• Exercise description
Each entry below should be written out exactly as it is, with no pictures.
____________
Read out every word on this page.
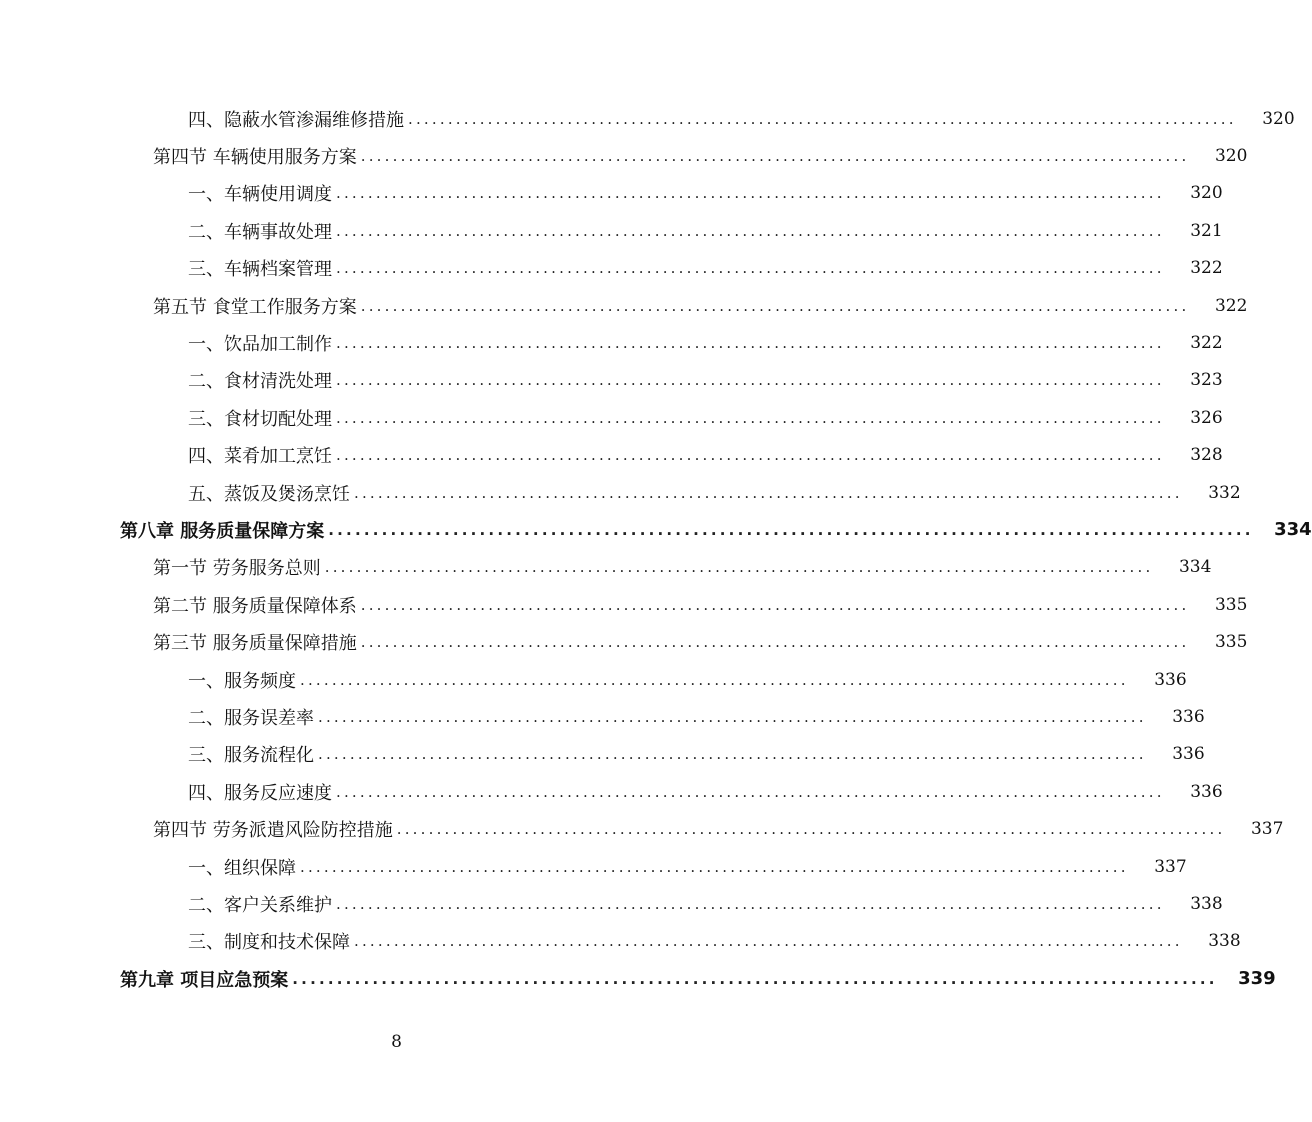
四、隐蔽水管渗漏维修措施 ........................................................................................................	320
第四节 车辆使用服务方案 ........................................................................................................	320
一、车辆使用调度 ........................................................................................................	320
二、车辆事故处理 ........................................................................................................	321
三、车辆档案管理 ........................................................................................................	322
第五节 食堂工作服务方案 ........................................................................................................	322
一、饮品加工制作 ........................................................................................................	322
二、食材清洗处理 ........................................................................................................	323
三、食材切配处理 ........................................................................................................	326
四、菜肴加工烹饪 ........................................................................................................	328
五、蒸饭及煲汤烹饪 ........................................................................................................	332
第八章 服务质量保障方案 ........................................................................................................	334
第一节 劳务服务总则 ........................................................................................................	334
第二节 服务质量保障体系 ........................................................................................................	335
第三节 服务质量保障措施 ........................................................................................................	335
一、服务频度 ........................................................................................................	336
二、服务误差率 ........................................................................................................	336
三、服务流程化 ........................................................................................................	336
四、服务反应速度 ........................................................................................................	336
第四节 劳务派遣风险防控措施 ........................................................................................................	337
一、组织保障 ........................................................................................................	337
二、客户关系维护 ........................................................................................................	338
三、制度和技术保障 ........................................................................................................	338
第九章 项目应急预案 ........................................................................................................	339
8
____________
• Finished task
Read out every word on this page.
四、隐蔽水管渗漏维修措施 ........................................................................................................	320
第四节 车辆使用服务方案 ........................................................................................................	320
一、车辆使用调度 ........................................................................................................	320
二、车辆事故处理 ........................................................................................................	321
三、车辆档案管理 ........................................................................................................	322
第五节 食堂工作服务方案 ........................................................................................................	322
一、饮品加工制作 ........................................................................................................	322
二、食材清洗处理 ........................................................................................................	323
三、食材切配处理 ........................................................................................................	326
四、菜肴加工烹饪 ........................................................................................................	328
五、蒸饭及煲汤烹饪 ........................................................................................................	332
第八章 服务质量保障方案 ........................................................................................................	334
第一节 劳务服务总则 ........................................................................................................	334
第二节 服务质量保障体系 ........................................................................................................	335
第三节 服务质量保障措施 ........................................................................................................	335
一、服务频度 ........................................................................................................	336
二、服务误差率 ........................................................................................................	336
三、服务流程化 ........................................................................................................	336
四、服务反应速度 ........................................................................................................	336
第四节 劳务派遣风险防控措施 ........................................................................................................	337
一、组织保障 ........................................................................................................	337
二、客户关系维护 ........................................................................................................	338
三、制度和技术保障 ........................................................................................................	338
第九章 项目应急预案 ........................................................................................................	339
8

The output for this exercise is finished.